SOURCE PASSAGE >>
Landscape - World Machine perfect integration

From Epic Wiki

This is a workflow guide to use the powerful World Machine terrain generator to create, edit and change your landscapes in Unreal Engine 4. It's mainly about setting up your projects and terrain generation to have a seamless import/export pipeline.

Let's get started!

Create and edit a Landscape in Unreal

Start from a blank scene and press SHIFT+3 . This will bring up Landscape Tool menu'.

Creating the landscape

I recommend to use "recommended Landscape sizes" as a starting point, it will lead to a cleaner pipeline. If you already have a layed out scene, try to create a landscape that embed all your features using the recommended sizes.

Creating landscape

Edit it a little bit, again for the sake of the example, it will be good to reach the maximum extent of the landscape: sculpt until the mountain slope doesn't grow anymore and dig until you reach the lower limit. WARNING : for scale Z=100 you've a range of -256m : +256m.

JOBS >>
- a) In the World Machine landscape guide, what height range do you get with a Z scale of 100?
- b) Reproduce the part of the World Machine landscape guide starting at "From Epic Wiki" and ending at "the recommended sizes.".

EXTRACTED RECORDS >>
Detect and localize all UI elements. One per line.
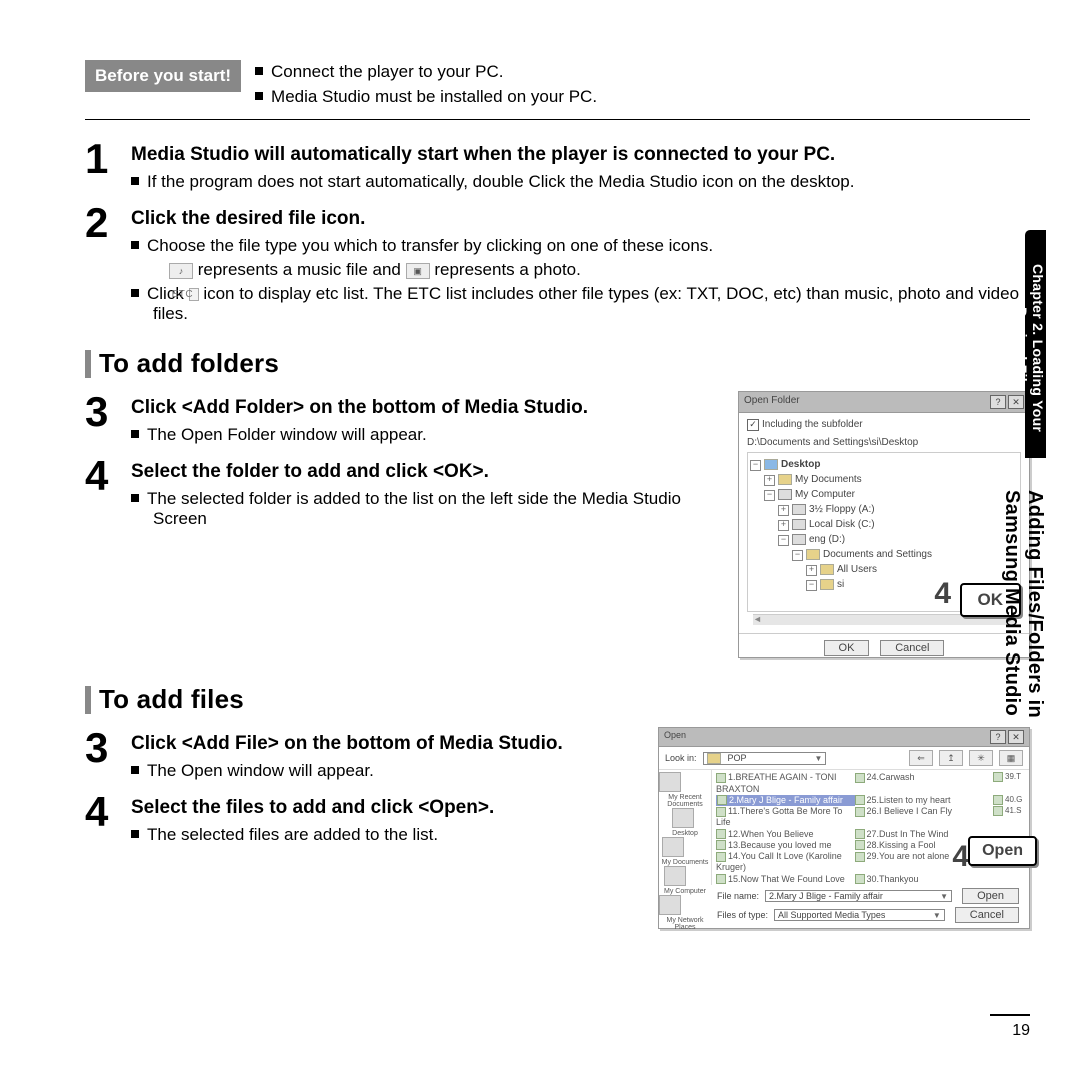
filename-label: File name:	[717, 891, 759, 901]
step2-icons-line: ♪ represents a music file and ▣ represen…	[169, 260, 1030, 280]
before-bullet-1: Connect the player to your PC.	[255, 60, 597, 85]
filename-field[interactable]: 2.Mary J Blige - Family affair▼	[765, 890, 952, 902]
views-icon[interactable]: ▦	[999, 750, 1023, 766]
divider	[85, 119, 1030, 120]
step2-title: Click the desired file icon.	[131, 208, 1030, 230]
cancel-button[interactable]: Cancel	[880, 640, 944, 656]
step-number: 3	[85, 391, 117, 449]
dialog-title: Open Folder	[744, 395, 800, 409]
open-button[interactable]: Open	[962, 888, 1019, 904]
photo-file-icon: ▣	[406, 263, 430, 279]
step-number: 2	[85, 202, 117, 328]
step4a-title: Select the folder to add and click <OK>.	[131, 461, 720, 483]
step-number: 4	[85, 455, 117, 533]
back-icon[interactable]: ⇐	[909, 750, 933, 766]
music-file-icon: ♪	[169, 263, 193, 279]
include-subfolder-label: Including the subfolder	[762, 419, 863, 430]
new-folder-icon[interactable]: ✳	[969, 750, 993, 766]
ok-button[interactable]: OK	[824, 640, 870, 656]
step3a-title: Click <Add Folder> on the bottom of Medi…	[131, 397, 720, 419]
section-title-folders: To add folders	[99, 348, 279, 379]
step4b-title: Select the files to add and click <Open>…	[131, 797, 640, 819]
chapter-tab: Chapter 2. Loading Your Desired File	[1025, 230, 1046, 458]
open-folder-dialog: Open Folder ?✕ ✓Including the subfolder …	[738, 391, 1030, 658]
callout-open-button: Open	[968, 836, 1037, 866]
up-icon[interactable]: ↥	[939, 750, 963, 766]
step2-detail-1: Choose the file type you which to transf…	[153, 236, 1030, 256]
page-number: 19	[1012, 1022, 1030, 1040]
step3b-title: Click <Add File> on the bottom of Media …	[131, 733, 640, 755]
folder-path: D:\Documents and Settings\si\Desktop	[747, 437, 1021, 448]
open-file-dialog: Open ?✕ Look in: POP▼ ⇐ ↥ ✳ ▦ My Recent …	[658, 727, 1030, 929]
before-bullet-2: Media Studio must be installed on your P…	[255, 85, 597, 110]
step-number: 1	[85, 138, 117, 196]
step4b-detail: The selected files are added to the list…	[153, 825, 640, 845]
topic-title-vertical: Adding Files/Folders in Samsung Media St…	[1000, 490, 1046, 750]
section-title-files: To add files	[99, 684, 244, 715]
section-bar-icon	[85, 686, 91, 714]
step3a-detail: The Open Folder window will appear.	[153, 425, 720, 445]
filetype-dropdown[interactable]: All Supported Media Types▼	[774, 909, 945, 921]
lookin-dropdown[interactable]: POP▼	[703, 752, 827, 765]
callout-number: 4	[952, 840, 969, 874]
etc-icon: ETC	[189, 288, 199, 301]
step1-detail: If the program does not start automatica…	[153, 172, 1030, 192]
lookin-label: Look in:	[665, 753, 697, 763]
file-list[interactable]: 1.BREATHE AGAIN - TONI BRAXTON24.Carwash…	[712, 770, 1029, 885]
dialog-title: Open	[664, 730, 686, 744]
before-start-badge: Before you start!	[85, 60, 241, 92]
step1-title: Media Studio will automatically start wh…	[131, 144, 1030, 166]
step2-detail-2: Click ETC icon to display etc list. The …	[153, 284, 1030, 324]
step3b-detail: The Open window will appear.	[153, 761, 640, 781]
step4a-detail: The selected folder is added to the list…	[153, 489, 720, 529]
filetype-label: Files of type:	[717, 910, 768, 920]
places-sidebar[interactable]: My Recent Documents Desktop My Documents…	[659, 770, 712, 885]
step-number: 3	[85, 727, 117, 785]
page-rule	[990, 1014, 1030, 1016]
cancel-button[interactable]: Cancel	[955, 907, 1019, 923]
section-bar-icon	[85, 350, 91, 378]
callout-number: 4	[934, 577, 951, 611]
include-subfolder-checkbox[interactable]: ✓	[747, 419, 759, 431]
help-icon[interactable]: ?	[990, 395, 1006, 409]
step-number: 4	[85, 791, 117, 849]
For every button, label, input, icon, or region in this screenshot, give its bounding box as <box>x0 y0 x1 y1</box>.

* * *

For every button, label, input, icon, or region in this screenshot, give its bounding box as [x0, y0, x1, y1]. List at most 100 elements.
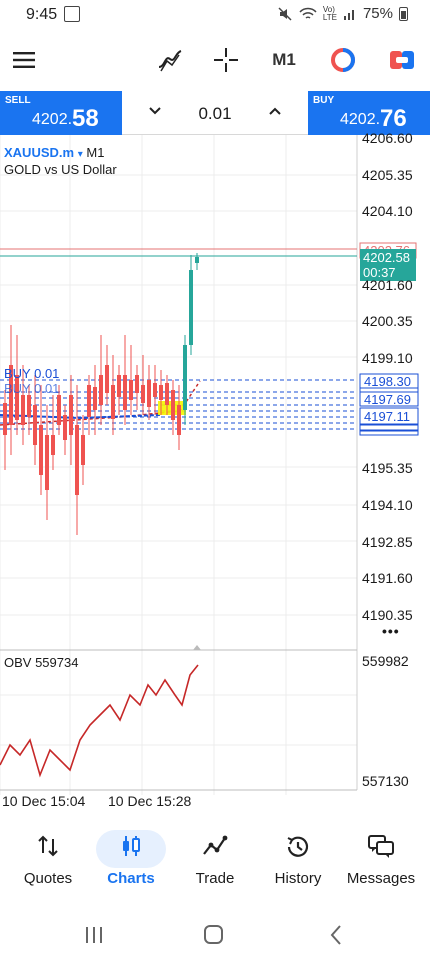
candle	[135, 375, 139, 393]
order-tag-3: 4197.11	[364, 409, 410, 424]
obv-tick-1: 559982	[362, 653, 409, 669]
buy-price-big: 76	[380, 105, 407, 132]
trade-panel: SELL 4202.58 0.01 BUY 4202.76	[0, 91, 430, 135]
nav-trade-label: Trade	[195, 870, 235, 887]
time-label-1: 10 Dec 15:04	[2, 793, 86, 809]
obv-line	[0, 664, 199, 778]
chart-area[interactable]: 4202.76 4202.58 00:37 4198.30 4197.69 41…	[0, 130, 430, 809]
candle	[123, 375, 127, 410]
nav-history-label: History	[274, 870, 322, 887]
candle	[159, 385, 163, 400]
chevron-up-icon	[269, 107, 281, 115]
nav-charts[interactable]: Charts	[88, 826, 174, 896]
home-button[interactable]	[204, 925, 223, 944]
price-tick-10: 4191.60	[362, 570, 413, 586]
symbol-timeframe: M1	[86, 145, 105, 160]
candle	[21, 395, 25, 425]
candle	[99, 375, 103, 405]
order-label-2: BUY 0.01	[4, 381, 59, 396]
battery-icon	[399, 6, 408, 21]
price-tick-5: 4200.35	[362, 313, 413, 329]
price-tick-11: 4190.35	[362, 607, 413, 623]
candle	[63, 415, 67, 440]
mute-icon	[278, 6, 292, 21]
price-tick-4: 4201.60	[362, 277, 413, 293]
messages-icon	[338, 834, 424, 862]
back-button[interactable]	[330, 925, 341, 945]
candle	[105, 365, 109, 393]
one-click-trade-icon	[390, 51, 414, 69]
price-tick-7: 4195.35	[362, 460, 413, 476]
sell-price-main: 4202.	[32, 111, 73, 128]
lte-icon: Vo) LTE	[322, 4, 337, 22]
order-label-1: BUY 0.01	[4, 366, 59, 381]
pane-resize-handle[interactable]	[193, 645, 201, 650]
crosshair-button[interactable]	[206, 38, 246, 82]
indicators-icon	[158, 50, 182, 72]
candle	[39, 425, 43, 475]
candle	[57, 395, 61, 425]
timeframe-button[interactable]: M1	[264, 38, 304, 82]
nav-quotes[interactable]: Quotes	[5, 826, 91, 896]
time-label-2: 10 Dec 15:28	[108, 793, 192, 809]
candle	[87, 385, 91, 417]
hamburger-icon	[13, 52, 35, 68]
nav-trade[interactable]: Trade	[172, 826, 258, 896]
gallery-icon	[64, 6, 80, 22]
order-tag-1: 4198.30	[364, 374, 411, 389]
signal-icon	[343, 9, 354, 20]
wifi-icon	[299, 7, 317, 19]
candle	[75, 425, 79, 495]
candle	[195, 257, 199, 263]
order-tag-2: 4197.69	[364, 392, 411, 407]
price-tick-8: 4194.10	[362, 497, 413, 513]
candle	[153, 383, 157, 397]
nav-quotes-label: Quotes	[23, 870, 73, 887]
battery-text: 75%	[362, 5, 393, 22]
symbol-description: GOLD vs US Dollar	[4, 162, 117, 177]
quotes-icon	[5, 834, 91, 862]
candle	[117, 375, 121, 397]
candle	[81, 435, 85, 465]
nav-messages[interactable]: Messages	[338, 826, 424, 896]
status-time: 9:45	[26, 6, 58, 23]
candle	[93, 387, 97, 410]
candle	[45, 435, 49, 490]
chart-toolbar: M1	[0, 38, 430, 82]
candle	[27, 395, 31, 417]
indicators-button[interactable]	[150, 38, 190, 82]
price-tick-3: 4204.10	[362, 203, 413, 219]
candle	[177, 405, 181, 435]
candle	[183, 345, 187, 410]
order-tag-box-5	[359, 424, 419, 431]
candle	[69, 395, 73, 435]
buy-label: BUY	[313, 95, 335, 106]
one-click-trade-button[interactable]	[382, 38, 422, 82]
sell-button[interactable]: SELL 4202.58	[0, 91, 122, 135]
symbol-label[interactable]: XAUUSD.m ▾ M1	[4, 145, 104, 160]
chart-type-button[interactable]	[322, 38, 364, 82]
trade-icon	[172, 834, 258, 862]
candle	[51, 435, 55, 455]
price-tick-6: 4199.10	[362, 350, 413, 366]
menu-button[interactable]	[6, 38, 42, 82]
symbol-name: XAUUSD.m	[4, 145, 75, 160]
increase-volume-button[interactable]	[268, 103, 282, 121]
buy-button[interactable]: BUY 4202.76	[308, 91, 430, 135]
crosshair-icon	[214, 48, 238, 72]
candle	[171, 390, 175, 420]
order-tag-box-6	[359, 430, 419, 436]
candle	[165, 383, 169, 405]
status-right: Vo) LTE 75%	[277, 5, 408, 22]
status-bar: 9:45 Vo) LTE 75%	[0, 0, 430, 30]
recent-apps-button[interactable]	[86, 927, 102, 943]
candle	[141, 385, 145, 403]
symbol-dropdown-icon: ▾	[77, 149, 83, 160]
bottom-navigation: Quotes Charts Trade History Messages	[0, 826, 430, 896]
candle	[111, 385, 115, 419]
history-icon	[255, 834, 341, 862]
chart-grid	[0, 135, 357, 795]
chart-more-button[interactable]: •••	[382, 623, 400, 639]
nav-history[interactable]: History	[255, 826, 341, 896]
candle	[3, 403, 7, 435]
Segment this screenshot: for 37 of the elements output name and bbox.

SET OF ANSWERS >>
- a) -256m to +256m

- b)
From Epic Wiki

This is a workflow guide to use the powerful World Machine terrain generator to create, edit and change your landscapes in Unreal Engine 4. It's mainly about setting up your projects and terrain generation to have a seamless import/export pipeline.

Let's get started!

Create and edit a Landscape in Unreal

Start from a blank scene and press SHIFT+3 . This will bring up Landscape Tool menu'.

Creating the landscape

I recommend to use "recommended Landscape sizes" as a starting point, it will lead to a cleaner pipeline. If you already have a layed out scene, try to create a landscape that embed all your features using the recommended sizes.